[Figure record extracts]
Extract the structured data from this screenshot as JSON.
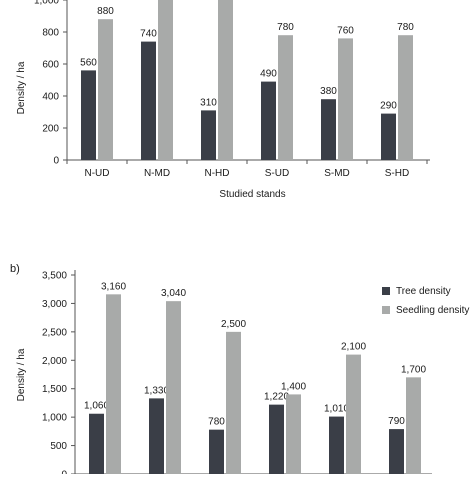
{
  "colors": {
    "tree": "#3a3e47",
    "seedling": "#a8aaa9",
    "axis": "#555555"
  },
  "chart_data": [
    {
      "type": "bar",
      "panel": "",
      "title": "",
      "xlabel": "Studied stands",
      "ylabel": "Density / ha",
      "categories": [
        "N-UD",
        "N-MD",
        "N-HD",
        "S-UD",
        "S-MD",
        "S-HD"
      ],
      "ylim": [
        0,
        1000
      ],
      "yticks": [
        0,
        200,
        400,
        600,
        800,
        1000
      ],
      "ytick_labels": [
        "0",
        "200",
        "400",
        "600",
        "800",
        "1,000"
      ],
      "series": [
        {
          "key": "tree",
          "values": [
            560,
            740,
            310,
            490,
            380,
            290
          ],
          "labels": [
            "560",
            "740",
            "310",
            "490",
            "380",
            "290"
          ]
        },
        {
          "key": "seedling",
          "values": [
            880,
            1000,
            1000,
            780,
            760,
            780
          ],
          "labels": [
            "880",
            "",
            "",
            "780",
            "760",
            "780"
          ]
        }
      ],
      "grid": false
    },
    {
      "type": "bar",
      "panel": "b)",
      "title": "",
      "xlabel": "",
      "ylabel": "Density / ha",
      "categories": [
        "",
        "",
        "",
        "",
        "",
        ""
      ],
      "ylim": [
        0,
        3500
      ],
      "yticks": [
        0,
        500,
        1000,
        1500,
        2000,
        2500,
        3000,
        3500
      ],
      "ytick_labels": [
        "0",
        "500",
        "1,000",
        "1,500",
        "2,000",
        "2,500",
        "3,000",
        "3,500"
      ],
      "series": [
        {
          "key": "tree",
          "name": "Tree density",
          "values": [
            1060,
            1330,
            780,
            1220,
            1010,
            790
          ],
          "labels": [
            "1,060",
            "1,330",
            "780",
            "1,220",
            "1,010",
            "790"
          ]
        },
        {
          "key": "seedling",
          "name": "Seedling density",
          "values": [
            3160,
            3040,
            2500,
            1400,
            2100,
            1700
          ],
          "labels": [
            "3,160",
            "3,040",
            "2,500",
            "1,400",
            "2,100",
            "1,700"
          ]
        }
      ],
      "legend": "top-right",
      "grid": false
    }
  ]
}
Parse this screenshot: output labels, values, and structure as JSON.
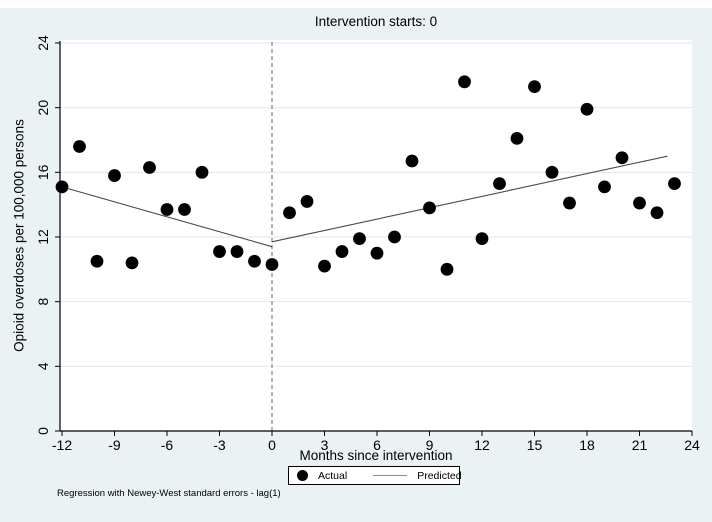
{
  "chart_data": {
    "type": "scatter",
    "title": "Intervention starts: 0",
    "xlabel": "Months since intervention",
    "ylabel": "Opioid overdoses per 100,000 persons",
    "caption": "Regression with Newey-West standard errors - lag(1)",
    "xlim": [
      -12,
      24
    ],
    "ylim": [
      0,
      24
    ],
    "xticks": [
      -12,
      -9,
      -6,
      -3,
      0,
      3,
      6,
      9,
      12,
      15,
      18,
      21,
      24
    ],
    "yticks": [
      0,
      4,
      8,
      12,
      16,
      20,
      24
    ],
    "grid": true,
    "intervention_x": 0,
    "series": [
      {
        "name": "Actual",
        "kind": "scatter",
        "color": "#000000",
        "x": [
          -12,
          -11,
          -10,
          -9,
          -8,
          -7,
          -6,
          -5,
          -4,
          -3,
          -2,
          -1,
          0,
          1,
          2,
          3,
          4,
          5,
          6,
          7,
          8,
          9,
          10,
          11,
          12,
          13,
          14,
          15,
          16,
          17,
          18,
          19,
          20,
          21,
          22,
          23
        ],
        "y": [
          15.1,
          17.6,
          10.5,
          15.8,
          10.4,
          16.3,
          13.7,
          13.7,
          16.0,
          11.1,
          11.1,
          10.5,
          10.3,
          13.5,
          14.2,
          10.2,
          11.1,
          11.9,
          11.0,
          12.0,
          16.7,
          13.8,
          10.0,
          21.6,
          11.9,
          15.3,
          18.1,
          21.3,
          16.0,
          14.1,
          19.9,
          15.1,
          16.9,
          14.1,
          13.5,
          15.3
        ]
      },
      {
        "name": "Predicted",
        "kind": "line",
        "color": "#4a4a4a",
        "segments": [
          [
            [
              -12,
              15.1
            ],
            [
              0,
              11.4
            ]
          ],
          [
            [
              0,
              11.7
            ],
            [
              22.6,
              17.0
            ]
          ]
        ]
      }
    ],
    "legend": {
      "position": "bottom-center",
      "entries": [
        {
          "label": "Actual",
          "marker": "filled-circle"
        },
        {
          "label": "Predicted",
          "marker": "line"
        }
      ]
    },
    "colors": {
      "background": "#eaf2f3",
      "plot_background": "#ffffff",
      "gridline": "#dde9ec",
      "axis": "#000000",
      "intervention_line": "#808080",
      "point": "#000000",
      "fit_line": "#4a4a4a",
      "legend_line_sample": "#8c8c8c"
    }
  }
}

* **Brief**
Reproduce every line exactly and omit all pictures.

* **Result of this task**
Extract the structured data from this screenshot as JSON.
{
  "colors": {
    "tree": "#3a3e47",
    "seedling": "#a8aaa9",
    "axis": "#555555"
  },
  "chart_data": [
    {
      "type": "bar",
      "panel": "",
      "title": "",
      "xlabel": "Studied stands",
      "ylabel": "Density / ha",
      "categories": [
        "N-UD",
        "N-MD",
        "N-HD",
        "S-UD",
        "S-MD",
        "S-HD"
      ],
      "ylim": [
        0,
        1000
      ],
      "yticks": [
        0,
        200,
        400,
        600,
        800,
        1000
      ],
      "ytick_labels": [
        "0",
        "200",
        "400",
        "600",
        "800",
        "1,000"
      ],
      "series": [
        {
          "key": "tree",
          "values": [
            560,
            740,
            310,
            490,
            380,
            290
          ],
          "labels": [
            "560",
            "740",
            "310",
            "490",
            "380",
            "290"
          ]
        },
        {
          "key": "seedling",
          "values": [
            880,
            1000,
            1000,
            780,
            760,
            780
          ],
          "labels": [
            "880",
            "",
            "",
            "780",
            "760",
            "780"
          ]
        }
      ],
      "grid": false
    },
    {
      "type": "bar",
      "panel": "b)",
      "title": "",
      "xlabel": "",
      "ylabel": "Density / ha",
      "categories": [
        "",
        "",
        "",
        "",
        "",
        ""
      ],
      "ylim": [
        0,
        3500
      ],
      "yticks": [
        0,
        500,
        1000,
        1500,
        2000,
        2500,
        3000,
        3500
      ],
      "ytick_labels": [
        "0",
        "500",
        "1,000",
        "1,500",
        "2,000",
        "2,500",
        "3,000",
        "3,500"
      ],
      "series": [
        {
          "key": "tree",
          "name": "Tree density",
          "values": [
            1060,
            1330,
            780,
            1220,
            1010,
            790
          ],
          "labels": [
            "1,060",
            "1,330",
            "780",
            "1,220",
            "1,010",
            "790"
          ]
        },
        {
          "key": "seedling",
          "name": "Seedling density",
          "values": [
            3160,
            3040,
            2500,
            1400,
            2100,
            1700
          ],
          "labels": [
            "3,160",
            "3,040",
            "2,500",
            "1,400",
            "2,100",
            "1,700"
          ]
        }
      ],
      "legend": "top-right",
      "grid": false
    }
  ]
}
Parse this screenshot: output labels, values, and structure as JSON.
{
  "chart_data": {
    "type": "scatter",
    "title": "Intervention starts: 0",
    "xlabel": "Months since intervention",
    "ylabel": "Opioid overdoses per 100,000 persons",
    "caption": "Regression with Newey-West standard errors - lag(1)",
    "xlim": [
      -12,
      24
    ],
    "ylim": [
      0,
      24
    ],
    "xticks": [
      -12,
      -9,
      -6,
      -3,
      0,
      3,
      6,
      9,
      12,
      15,
      18,
      21,
      24
    ],
    "yticks": [
      0,
      4,
      8,
      12,
      16,
      20,
      24
    ],
    "grid": true,
    "intervention_x": 0,
    "series": [
      {
        "name": "Actual",
        "kind": "scatter",
        "color": "#000000",
        "x": [
          -12,
          -11,
          -10,
          -9,
          -8,
          -7,
          -6,
          -5,
          -4,
          -3,
          -2,
          -1,
          0,
          1,
          2,
          3,
          4,
          5,
          6,
          7,
          8,
          9,
          10,
          11,
          12,
          13,
          14,
          15,
          16,
          17,
          18,
          19,
          20,
          21,
          22,
          23
        ],
        "y": [
          15.1,
          17.6,
          10.5,
          15.8,
          10.4,
          16.3,
          13.7,
          13.7,
          16.0,
          11.1,
          11.1,
          10.5,
          10.3,
          13.5,
          14.2,
          10.2,
          11.1,
          11.9,
          11.0,
          12.0,
          16.7,
          13.8,
          10.0,
          21.6,
          11.9,
          15.3,
          18.1,
          21.3,
          16.0,
          14.1,
          19.9,
          15.1,
          16.9,
          14.1,
          13.5,
          15.3
        ]
      },
      {
        "name": "Predicted",
        "kind": "line",
        "color": "#4a4a4a",
        "segments": [
          [
            [
              -12,
              15.1
            ],
            [
              0,
              11.4
            ]
          ],
          [
            [
              0,
              11.7
            ],
            [
              22.6,
              17.0
            ]
          ]
        ]
      }
    ],
    "legend": {
      "position": "bottom-center",
      "entries": [
        {
          "label": "Actual",
          "marker": "filled-circle"
        },
        {
          "label": "Predicted",
          "marker": "line"
        }
      ]
    },
    "colors": {
      "background": "#eaf2f3",
      "plot_background": "#ffffff",
      "gridline": "#dde9ec",
      "axis": "#000000",
      "intervention_line": "#808080",
      "point": "#000000",
      "fit_line": "#4a4a4a",
      "legend_line_sample": "#8c8c8c"
    }
  }
}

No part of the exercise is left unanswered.